SHORT EXERCISE. Skip the pictures. Transcribe the rest of the data below without changing a word.

━━ DATA PROVIDED ━━

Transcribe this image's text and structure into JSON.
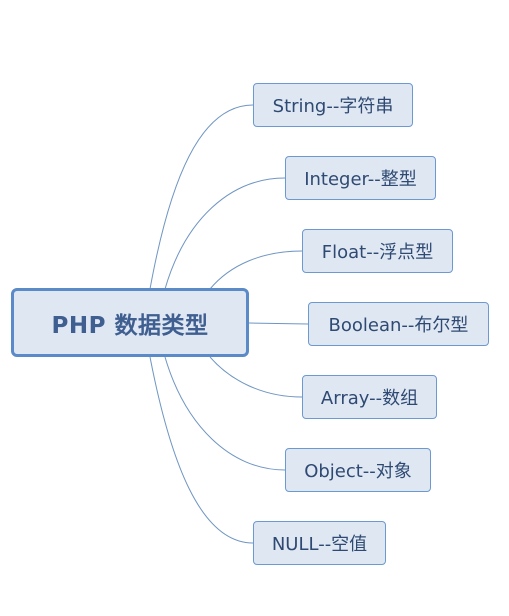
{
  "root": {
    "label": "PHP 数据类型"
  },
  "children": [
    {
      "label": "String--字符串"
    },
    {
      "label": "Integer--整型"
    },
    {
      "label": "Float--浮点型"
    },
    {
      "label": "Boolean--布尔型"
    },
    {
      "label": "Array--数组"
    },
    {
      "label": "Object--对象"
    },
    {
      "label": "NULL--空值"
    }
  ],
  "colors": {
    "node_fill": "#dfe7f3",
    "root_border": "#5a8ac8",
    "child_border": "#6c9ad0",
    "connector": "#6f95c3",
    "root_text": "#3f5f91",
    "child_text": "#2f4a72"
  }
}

━━━

THE RESPONSE.
Transcribe this image's text and structure into JSON.
{
  "root": {
    "label": "PHP 数据类型"
  },
  "children": [
    {
      "label": "String--字符串"
    },
    {
      "label": "Integer--整型"
    },
    {
      "label": "Float--浮点型"
    },
    {
      "label": "Boolean--布尔型"
    },
    {
      "label": "Array--数组"
    },
    {
      "label": "Object--对象"
    },
    {
      "label": "NULL--空值"
    }
  ],
  "colors": {
    "node_fill": "#dfe7f3",
    "root_border": "#5a8ac8",
    "child_border": "#6c9ad0",
    "connector": "#6f95c3",
    "root_text": "#3f5f91",
    "child_text": "#2f4a72"
  }
}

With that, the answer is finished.